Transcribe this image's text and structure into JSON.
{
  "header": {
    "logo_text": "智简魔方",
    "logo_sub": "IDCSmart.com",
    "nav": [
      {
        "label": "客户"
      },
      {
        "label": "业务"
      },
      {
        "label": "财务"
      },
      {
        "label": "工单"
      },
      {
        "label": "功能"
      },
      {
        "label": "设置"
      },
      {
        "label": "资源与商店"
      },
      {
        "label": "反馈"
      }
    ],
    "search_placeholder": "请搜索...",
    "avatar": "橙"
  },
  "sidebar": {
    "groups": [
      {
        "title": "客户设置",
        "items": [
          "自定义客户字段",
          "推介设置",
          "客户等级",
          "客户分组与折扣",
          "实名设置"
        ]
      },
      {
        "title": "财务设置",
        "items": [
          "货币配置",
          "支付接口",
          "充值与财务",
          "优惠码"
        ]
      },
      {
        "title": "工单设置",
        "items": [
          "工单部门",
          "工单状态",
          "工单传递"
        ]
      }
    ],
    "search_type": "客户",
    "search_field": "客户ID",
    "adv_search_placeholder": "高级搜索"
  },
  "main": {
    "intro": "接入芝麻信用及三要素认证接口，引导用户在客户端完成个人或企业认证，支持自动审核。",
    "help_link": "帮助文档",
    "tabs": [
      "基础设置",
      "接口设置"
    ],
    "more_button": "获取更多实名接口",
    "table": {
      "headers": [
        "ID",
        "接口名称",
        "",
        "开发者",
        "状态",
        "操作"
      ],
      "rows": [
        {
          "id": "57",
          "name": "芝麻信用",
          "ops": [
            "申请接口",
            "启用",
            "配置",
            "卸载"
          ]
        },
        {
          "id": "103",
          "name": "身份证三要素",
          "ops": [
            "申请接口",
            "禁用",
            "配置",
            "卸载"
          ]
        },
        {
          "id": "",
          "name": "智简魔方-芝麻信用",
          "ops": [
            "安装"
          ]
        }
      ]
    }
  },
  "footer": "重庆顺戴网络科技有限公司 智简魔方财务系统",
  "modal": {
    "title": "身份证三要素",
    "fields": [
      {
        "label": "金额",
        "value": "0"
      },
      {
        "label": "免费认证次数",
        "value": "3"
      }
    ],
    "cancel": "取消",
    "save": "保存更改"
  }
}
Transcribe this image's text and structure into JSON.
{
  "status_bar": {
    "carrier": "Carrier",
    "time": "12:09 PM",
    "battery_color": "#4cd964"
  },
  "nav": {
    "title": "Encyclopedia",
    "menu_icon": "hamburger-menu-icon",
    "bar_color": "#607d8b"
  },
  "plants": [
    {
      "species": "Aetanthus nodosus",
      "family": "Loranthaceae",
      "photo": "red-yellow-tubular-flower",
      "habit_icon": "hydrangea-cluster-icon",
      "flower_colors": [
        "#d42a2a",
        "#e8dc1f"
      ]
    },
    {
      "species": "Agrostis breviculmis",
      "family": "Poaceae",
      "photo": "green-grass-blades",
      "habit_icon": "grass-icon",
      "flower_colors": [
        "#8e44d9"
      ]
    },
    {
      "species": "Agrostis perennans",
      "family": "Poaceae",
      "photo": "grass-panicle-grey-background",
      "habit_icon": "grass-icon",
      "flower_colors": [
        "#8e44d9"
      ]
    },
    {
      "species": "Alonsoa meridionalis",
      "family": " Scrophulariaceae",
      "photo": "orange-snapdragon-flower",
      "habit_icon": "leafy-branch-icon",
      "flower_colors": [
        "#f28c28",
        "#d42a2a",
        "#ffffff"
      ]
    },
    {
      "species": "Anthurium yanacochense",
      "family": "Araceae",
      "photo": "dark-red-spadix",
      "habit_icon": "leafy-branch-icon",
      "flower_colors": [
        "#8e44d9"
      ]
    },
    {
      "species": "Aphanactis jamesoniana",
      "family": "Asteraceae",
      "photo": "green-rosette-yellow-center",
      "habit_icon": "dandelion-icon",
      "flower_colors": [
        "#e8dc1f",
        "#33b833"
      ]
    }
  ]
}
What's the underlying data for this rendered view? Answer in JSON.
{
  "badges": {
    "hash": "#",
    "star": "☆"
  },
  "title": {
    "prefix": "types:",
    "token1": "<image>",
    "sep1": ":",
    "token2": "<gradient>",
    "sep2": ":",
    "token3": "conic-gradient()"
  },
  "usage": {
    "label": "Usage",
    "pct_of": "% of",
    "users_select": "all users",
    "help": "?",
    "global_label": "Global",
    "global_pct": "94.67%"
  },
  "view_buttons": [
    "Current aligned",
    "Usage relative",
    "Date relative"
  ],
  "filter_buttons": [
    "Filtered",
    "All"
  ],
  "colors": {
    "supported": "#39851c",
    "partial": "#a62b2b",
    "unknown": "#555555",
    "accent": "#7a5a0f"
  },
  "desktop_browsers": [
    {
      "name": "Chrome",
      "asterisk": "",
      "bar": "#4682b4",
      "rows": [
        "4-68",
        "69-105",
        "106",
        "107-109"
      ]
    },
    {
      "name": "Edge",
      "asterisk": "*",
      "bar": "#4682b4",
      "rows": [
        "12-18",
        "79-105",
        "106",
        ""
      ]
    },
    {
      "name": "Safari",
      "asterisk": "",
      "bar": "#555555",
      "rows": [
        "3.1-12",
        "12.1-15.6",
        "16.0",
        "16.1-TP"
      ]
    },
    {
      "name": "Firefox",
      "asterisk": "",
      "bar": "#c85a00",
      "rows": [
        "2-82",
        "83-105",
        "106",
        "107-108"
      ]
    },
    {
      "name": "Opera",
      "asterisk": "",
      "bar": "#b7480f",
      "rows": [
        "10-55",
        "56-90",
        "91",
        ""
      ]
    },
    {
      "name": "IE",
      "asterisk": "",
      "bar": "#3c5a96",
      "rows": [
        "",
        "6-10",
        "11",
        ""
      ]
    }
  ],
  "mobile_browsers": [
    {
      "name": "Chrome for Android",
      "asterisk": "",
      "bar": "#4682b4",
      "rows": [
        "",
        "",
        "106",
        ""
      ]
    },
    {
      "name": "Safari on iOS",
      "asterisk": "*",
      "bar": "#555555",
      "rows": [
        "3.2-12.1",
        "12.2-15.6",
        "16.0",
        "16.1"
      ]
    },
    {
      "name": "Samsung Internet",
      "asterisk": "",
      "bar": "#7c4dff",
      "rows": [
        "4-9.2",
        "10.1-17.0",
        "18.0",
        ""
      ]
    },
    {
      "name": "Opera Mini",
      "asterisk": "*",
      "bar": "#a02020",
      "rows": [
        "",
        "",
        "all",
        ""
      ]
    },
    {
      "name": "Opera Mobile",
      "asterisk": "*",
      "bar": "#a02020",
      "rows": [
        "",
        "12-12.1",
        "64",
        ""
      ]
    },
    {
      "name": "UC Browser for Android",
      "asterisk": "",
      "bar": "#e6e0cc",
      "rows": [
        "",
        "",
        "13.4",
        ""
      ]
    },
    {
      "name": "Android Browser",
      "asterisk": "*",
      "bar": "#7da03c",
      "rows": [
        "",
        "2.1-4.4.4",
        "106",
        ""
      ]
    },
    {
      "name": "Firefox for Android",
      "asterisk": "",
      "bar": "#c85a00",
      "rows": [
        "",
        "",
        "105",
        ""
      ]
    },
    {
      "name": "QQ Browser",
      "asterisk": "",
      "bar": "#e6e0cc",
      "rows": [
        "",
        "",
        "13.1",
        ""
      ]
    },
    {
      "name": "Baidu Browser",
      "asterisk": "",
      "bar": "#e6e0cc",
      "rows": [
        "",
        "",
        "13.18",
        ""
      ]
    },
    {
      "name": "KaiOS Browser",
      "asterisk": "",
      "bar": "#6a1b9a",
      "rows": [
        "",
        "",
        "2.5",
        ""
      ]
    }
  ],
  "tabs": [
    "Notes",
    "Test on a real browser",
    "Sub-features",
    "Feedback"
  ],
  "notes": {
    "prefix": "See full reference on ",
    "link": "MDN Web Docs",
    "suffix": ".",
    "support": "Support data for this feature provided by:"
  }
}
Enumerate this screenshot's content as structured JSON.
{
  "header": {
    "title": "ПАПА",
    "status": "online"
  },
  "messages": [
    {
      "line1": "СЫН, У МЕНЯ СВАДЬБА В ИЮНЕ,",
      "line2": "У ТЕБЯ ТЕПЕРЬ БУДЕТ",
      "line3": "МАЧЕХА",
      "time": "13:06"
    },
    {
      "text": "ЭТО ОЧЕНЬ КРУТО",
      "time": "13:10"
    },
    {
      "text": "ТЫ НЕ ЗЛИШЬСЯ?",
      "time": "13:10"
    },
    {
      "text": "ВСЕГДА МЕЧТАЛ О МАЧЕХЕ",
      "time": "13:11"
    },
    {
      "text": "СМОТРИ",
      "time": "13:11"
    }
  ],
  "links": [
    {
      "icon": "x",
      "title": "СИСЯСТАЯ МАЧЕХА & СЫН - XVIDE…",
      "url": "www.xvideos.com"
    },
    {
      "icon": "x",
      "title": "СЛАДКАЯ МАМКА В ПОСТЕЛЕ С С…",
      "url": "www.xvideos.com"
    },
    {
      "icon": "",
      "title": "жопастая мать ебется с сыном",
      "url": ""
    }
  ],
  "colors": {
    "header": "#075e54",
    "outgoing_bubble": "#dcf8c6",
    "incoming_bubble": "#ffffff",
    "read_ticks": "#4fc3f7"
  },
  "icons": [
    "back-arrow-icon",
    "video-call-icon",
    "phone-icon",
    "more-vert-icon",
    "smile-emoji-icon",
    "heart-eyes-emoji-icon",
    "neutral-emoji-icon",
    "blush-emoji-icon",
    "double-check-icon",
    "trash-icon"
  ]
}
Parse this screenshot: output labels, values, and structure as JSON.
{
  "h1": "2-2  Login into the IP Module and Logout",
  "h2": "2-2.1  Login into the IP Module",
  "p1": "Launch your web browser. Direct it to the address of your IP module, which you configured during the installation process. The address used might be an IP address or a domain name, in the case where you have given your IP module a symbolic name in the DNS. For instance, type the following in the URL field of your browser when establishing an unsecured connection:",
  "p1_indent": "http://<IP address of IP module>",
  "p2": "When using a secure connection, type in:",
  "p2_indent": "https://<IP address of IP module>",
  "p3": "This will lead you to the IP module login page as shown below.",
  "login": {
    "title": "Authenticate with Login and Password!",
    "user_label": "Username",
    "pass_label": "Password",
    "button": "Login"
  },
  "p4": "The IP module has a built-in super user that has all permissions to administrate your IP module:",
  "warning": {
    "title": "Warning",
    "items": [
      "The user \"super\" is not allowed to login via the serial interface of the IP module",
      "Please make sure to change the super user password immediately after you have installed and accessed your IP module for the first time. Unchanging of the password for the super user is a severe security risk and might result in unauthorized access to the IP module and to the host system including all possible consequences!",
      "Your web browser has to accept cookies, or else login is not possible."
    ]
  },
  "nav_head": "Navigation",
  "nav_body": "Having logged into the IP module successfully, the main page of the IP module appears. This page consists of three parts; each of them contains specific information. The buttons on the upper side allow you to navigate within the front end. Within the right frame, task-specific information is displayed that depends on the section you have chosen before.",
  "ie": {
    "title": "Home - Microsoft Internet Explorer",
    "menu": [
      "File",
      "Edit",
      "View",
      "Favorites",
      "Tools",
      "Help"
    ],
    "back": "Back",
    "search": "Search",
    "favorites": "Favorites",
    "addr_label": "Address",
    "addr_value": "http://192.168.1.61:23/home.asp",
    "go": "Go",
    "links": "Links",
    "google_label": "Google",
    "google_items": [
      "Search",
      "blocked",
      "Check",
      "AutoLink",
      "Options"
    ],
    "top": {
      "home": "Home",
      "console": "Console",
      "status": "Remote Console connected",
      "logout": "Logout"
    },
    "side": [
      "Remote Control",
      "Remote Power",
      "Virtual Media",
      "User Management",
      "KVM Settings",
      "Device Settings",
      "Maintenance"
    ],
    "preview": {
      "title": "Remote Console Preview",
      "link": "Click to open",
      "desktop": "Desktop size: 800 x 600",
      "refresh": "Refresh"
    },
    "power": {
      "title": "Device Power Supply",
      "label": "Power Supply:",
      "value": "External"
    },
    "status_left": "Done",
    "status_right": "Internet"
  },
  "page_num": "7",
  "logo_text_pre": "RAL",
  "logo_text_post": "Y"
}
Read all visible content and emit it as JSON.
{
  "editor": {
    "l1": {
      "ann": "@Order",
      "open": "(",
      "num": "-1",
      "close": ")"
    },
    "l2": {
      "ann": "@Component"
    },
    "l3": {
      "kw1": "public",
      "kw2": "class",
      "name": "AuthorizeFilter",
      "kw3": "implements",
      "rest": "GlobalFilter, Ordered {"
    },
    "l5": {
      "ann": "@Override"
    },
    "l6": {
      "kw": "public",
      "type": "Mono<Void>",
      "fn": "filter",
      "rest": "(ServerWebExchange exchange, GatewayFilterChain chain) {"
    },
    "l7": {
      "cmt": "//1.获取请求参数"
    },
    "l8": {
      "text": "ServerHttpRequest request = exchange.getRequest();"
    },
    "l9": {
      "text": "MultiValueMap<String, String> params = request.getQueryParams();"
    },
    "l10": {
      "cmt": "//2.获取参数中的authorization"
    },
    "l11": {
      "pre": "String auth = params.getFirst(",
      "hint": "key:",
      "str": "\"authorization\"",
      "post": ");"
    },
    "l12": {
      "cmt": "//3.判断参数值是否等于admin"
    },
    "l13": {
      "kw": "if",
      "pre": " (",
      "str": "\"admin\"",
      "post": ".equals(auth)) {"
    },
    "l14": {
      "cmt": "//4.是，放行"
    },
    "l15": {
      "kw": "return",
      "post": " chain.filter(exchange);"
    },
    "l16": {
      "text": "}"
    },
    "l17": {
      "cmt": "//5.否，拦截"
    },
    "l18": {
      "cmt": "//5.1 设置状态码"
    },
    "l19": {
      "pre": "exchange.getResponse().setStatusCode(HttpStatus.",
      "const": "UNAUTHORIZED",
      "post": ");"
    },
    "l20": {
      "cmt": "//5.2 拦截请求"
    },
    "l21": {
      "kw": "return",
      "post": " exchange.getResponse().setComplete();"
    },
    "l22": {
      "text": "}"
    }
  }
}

_GOAL_
Locate each line containing the string "rest" and show it.

_COMPLETED EXERCISE_
      "rest": "GlobalFilter, Ordered {"
      "rest": "(ServerWebExchange exchange, GatewayFilterChain chain) {"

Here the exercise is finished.